Written instruction
Lines containing the word "नगरप" should be extracted in full.

[Start of Dataset records]

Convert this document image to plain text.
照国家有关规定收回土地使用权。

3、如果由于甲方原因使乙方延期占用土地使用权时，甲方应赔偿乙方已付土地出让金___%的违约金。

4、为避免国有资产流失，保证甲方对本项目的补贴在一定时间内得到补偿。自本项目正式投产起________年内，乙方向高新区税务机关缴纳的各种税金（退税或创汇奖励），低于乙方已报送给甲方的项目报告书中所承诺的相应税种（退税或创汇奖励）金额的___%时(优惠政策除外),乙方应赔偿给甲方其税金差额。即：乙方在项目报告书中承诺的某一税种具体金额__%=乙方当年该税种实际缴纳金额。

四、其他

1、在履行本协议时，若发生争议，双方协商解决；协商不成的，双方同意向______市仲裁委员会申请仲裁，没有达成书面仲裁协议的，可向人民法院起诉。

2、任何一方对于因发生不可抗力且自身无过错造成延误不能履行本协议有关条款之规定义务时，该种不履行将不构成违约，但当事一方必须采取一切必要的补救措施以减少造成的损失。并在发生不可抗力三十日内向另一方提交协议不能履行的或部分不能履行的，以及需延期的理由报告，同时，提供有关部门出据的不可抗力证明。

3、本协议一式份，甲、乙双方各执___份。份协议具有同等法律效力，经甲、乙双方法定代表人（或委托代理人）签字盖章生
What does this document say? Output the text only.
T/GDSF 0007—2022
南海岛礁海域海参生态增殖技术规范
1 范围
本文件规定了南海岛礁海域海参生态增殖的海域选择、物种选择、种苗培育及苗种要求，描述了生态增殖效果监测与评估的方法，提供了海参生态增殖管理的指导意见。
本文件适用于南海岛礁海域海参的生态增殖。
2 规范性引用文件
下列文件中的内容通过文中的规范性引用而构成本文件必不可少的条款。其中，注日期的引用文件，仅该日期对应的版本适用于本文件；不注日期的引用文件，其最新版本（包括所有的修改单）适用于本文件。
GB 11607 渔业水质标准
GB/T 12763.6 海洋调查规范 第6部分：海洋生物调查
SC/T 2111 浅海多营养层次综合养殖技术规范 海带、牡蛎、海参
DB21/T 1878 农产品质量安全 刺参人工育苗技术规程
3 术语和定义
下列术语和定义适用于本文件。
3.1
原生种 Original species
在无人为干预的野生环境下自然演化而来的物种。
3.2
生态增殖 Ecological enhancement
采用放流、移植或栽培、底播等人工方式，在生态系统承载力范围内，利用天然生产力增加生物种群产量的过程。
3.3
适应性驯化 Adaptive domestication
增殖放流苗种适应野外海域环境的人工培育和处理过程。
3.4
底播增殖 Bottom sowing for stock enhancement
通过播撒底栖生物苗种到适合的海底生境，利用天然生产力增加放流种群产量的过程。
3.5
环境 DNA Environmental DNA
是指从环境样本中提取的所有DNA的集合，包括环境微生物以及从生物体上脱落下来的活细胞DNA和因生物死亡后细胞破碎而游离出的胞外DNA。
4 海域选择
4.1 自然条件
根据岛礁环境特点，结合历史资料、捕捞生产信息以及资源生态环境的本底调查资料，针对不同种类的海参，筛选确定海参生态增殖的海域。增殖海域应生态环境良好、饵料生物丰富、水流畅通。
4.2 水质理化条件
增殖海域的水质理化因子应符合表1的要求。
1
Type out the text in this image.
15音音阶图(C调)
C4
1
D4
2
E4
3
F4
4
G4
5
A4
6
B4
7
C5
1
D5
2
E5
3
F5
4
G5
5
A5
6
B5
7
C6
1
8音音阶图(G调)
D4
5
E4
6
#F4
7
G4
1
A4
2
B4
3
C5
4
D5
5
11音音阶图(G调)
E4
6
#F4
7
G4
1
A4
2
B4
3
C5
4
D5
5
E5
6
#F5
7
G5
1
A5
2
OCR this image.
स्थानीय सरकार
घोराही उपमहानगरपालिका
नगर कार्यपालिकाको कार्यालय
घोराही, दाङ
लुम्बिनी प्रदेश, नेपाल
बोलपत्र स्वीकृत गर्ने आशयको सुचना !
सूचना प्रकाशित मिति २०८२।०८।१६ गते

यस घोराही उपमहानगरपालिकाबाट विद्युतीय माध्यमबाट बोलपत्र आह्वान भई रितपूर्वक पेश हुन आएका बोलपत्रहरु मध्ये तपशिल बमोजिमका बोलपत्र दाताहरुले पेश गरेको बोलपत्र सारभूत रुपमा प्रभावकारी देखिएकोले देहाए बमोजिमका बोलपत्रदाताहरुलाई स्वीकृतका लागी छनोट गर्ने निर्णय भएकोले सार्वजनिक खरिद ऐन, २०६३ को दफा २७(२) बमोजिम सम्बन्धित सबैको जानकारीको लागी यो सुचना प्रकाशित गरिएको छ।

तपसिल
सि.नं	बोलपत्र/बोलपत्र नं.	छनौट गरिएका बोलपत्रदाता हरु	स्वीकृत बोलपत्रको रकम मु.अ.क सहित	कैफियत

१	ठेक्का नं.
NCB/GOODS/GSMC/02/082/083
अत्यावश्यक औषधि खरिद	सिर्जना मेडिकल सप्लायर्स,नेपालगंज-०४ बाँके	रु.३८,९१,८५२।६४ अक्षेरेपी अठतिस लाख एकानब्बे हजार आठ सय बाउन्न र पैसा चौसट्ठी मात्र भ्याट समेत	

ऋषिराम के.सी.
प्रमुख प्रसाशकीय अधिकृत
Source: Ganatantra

[End of Dataset records]

Solution below
घोराही उपमहानगरपालिका
यस घोराही उपमहानगरपालिकाबाट विद्युतीय माध्यमबाट बोलपत्र आह्वान भई रितपूर्वक पेश हुन आएका बोलपत्रहरु मध्ये तपशिल बमोजिमका बोलपत्र दाताहरुले पेश गरेको बोलपत्र सारभूत रुपमा प्रभावकारी देखिएकोले देहाए बमोजिमका बोलपत्रदाताहरुलाई स्वीकृतका लागी छनोट गर्ने निर्णय भएकोले सार्वजनिक खरिद ऐन, २०६३ को दफा २७(२) बमोजिम सम्बन्धित सबैको जानकारीको लागी यो सुचना प्रकाशित गरिएको छ।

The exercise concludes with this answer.